▶ **Directions for this task**
Locate and copy all lines bearing the word "投资强度".

▶ **Input for this task**
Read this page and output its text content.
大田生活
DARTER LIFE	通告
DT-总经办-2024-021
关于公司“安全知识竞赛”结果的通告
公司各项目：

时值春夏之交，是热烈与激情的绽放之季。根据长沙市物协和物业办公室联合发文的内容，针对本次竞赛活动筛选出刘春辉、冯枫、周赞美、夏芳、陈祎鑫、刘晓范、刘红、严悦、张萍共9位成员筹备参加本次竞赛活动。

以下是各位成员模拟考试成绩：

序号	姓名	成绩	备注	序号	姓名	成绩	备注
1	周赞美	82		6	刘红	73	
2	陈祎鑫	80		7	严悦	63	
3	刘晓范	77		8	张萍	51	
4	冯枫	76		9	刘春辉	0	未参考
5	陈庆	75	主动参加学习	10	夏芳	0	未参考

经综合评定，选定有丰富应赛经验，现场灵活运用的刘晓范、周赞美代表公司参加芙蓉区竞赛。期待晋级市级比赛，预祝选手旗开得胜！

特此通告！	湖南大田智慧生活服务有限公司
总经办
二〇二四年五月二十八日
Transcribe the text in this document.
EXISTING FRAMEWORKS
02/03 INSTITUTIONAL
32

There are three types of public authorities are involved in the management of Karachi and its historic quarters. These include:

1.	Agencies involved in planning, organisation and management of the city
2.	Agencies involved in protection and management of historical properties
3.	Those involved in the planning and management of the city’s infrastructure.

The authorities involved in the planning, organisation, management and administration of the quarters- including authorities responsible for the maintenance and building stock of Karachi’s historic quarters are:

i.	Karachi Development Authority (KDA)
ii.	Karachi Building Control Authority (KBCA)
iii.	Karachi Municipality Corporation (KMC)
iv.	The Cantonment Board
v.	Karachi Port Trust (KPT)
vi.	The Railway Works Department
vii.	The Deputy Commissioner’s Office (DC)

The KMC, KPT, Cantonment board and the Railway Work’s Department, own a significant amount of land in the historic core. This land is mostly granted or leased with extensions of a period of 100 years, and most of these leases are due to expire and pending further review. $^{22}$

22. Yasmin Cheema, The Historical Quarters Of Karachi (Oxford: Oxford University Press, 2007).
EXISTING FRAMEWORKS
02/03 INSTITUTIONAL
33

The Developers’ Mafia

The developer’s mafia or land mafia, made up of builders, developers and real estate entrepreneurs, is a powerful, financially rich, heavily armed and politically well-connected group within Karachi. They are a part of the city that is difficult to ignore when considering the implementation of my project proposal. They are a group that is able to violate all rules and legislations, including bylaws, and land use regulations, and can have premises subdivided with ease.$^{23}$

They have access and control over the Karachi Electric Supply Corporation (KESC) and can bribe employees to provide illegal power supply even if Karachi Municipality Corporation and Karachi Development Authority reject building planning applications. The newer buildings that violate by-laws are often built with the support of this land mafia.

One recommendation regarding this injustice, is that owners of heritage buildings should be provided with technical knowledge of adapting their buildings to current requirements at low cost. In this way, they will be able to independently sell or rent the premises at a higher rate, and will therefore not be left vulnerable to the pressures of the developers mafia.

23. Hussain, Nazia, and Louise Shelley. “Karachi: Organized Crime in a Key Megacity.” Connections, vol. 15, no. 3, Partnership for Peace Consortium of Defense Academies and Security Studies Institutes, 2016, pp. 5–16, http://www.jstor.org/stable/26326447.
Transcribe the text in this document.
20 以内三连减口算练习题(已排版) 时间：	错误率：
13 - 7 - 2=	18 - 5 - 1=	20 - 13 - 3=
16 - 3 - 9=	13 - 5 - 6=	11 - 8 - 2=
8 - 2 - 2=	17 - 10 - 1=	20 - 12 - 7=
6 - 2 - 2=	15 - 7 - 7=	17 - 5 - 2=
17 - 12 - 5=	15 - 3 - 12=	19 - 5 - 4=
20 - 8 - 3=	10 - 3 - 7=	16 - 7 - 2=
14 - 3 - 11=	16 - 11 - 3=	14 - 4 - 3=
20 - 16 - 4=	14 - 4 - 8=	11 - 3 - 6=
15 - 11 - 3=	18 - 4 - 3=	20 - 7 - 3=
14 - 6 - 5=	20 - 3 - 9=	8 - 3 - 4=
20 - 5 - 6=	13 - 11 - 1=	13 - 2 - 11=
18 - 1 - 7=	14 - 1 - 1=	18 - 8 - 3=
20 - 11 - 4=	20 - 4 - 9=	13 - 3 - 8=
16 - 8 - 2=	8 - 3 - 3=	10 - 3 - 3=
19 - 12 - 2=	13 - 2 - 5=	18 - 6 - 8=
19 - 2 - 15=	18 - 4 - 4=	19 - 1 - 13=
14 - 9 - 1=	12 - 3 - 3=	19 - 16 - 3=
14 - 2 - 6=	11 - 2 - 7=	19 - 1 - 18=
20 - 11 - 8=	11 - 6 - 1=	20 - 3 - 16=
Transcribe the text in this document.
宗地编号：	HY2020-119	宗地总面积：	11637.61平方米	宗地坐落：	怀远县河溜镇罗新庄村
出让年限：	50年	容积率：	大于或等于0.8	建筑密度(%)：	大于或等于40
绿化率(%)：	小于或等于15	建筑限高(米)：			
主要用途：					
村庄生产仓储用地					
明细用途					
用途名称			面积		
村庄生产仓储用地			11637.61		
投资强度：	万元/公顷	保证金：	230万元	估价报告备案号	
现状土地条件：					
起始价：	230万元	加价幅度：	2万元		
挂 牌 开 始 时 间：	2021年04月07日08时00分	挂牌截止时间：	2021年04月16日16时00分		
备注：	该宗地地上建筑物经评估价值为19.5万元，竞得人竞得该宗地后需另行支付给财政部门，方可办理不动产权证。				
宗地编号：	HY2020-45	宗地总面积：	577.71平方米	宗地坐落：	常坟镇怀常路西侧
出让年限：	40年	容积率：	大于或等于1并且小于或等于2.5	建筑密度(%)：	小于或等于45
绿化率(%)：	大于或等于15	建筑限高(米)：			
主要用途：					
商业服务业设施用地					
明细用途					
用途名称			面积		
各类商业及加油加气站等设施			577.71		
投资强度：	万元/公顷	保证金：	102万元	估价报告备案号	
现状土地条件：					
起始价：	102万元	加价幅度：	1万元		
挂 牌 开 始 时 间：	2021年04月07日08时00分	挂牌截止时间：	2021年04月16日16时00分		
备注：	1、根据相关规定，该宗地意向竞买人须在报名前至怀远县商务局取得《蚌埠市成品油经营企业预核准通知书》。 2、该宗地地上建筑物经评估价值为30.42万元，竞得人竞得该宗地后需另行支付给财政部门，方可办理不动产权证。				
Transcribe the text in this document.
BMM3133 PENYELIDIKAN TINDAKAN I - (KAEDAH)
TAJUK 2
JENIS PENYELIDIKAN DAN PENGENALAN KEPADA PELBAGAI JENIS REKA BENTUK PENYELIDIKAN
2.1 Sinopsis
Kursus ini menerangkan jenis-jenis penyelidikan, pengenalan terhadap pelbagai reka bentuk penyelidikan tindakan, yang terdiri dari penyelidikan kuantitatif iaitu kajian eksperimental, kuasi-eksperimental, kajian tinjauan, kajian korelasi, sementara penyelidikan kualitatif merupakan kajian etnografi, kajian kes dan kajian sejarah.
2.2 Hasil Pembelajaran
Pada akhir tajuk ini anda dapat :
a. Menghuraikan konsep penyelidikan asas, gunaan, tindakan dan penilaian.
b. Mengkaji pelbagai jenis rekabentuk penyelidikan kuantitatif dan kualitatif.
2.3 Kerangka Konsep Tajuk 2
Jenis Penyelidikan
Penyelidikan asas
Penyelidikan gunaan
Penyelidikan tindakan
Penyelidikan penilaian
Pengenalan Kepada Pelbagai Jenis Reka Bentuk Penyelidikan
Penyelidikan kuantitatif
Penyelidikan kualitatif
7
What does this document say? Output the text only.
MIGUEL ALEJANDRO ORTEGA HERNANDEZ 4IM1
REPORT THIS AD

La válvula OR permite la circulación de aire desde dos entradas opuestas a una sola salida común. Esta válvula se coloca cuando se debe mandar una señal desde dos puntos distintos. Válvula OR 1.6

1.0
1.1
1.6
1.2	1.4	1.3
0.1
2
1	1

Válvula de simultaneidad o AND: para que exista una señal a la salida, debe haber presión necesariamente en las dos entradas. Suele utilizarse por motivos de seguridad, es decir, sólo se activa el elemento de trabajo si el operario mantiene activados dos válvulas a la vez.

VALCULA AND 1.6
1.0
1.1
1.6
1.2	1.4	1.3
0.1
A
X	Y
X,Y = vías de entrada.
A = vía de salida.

▶ **Solved problem**
投资强度：	万元/公顷	保证金：	230万元	估价报告备案号	
投资强度：	万元/公顷	保证金：	102万元	估价报告备案号	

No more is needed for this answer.